§ **TO DO**:
Repeat the entire listing exactly.

§ **EXTRACTED DATA**:
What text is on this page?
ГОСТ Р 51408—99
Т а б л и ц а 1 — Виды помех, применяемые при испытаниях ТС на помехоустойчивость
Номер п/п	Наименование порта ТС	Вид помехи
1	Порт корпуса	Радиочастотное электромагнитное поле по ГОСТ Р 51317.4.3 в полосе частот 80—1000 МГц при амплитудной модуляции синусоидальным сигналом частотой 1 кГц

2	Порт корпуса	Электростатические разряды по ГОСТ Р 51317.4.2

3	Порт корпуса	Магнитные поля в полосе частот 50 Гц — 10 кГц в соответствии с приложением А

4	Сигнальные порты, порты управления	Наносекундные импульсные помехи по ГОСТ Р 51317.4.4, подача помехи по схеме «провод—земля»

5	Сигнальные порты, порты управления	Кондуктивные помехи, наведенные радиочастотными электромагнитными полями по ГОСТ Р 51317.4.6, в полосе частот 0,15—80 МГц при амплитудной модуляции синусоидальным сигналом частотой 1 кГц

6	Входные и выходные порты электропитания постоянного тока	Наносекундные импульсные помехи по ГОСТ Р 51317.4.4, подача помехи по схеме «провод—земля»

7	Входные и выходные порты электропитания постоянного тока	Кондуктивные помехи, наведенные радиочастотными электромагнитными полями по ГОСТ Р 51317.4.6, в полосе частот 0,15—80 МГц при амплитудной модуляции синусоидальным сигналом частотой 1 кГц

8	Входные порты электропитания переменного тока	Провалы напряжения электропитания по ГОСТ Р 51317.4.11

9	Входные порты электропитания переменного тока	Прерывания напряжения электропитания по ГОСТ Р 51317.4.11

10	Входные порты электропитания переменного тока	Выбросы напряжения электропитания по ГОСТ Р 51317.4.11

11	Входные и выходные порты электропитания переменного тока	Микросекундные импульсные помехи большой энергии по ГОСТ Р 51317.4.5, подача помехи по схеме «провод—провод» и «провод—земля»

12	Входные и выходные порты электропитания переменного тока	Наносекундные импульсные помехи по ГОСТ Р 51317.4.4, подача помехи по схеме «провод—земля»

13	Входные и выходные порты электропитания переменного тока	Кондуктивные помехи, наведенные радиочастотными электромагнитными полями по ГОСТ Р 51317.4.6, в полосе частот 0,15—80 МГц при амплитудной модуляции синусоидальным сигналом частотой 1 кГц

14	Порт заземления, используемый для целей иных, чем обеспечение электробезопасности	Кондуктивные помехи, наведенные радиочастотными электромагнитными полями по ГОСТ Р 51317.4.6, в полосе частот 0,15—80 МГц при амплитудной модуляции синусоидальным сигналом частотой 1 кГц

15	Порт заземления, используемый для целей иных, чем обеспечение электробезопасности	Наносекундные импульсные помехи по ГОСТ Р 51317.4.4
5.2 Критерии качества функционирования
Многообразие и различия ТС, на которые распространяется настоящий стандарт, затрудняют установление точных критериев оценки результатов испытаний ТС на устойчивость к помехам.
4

§ **IN RESPONSE**:
What text is on this page?
ГОСТ Р 51408—99
Т а б л и ц а 1 — Виды помех, применяемые при испытаниях ТС на помехоустойчивость
Номер п/п	Наименование порта ТС	Вид помехи
1	Порт корпуса	Радиочастотное электромагнитное поле по ГОСТ Р 51317.4.3 в полосе частот 80—1000 МГц при амплитудной модуляции синусоидальным сигналом частотой 1 кГц

2	Порт корпуса	Электростатические разряды по ГОСТ Р 51317.4.2

3	Порт корпуса	Магнитные поля в полосе частот 50 Гц — 10 кГц в соответствии с приложением А

4	Сигнальные порты, порты управления	Наносекундные импульсные помехи по ГОСТ Р 51317.4.4, подача помехи по схеме «провод—земля»

5	Сигнальные порты, порты управления	Кондуктивные помехи, наведенные радиочастотными электромагнитными полями по ГОСТ Р 51317.4.6, в полосе частот 0,15—80 МГц при амплитудной модуляции синусоидальным сигналом частотой 1 кГц

6	Входные и выходные порты электропитания постоянного тока	Наносекундные импульсные помехи по ГОСТ Р 51317.4.4, подача помехи по схеме «провод—земля»

7	Входные и выходные порты электропитания постоянного тока	Кондуктивные помехи, наведенные радиочастотными электромагнитными полями по ГОСТ Р 51317.4.6, в полосе частот 0,15—80 МГц при амплитудной модуляции синусоидальным сигналом частотой 1 кГц

8	Входные порты электропитания переменного тока	Провалы напряжения электропитания по ГОСТ Р 51317.4.11

9	Входные порты электропитания переменного тока	Прерывания напряжения электропитания по ГОСТ Р 51317.4.11

10	Входные порты электропитания переменного тока	Выбросы напряжения электропитания по ГОСТ Р 51317.4.11

11	Входные и выходные порты электропитания переменного тока	Микросекундные импульсные помехи большой энергии по ГОСТ Р 51317.4.5, подача помехи по схеме «провод—провод» и «провод—земля»

12	Входные и выходные порты электропитания переменного тока	Наносекундные импульсные помехи по ГОСТ Р 51317.4.4, подача помехи по схеме «провод—земля»

13	Входные и выходные порты электропитания переменного тока	Кондуктивные помехи, наведенные радиочастотными электромагнитными полями по ГОСТ Р 51317.4.6, в полосе частот 0,15—80 МГц при амплитудной модуляции синусоидальным сигналом частотой 1 кГц

14	Порт заземления, используемый для целей иных, чем обеспечение электробезопасности	Кондуктивные помехи, наведенные радиочастотными электромагнитными полями по ГОСТ Р 51317.4.6, в полосе частот 0,15—80 МГц при амплитудной модуляции синусоидальным сигналом частотой 1 кГц

15	Порт заземления, используемый для целей иных, чем обеспечение электробезопасности	Наносекундные импульсные помехи по ГОСТ Р 51317.4.4
5.2 Критерии качества функционирования
Многообразие и различия ТС, на которые распространяется настоящий стандарт, затрудняют установление точных критериев оценки результатов испытаний ТС на устойчивость к помехам.
4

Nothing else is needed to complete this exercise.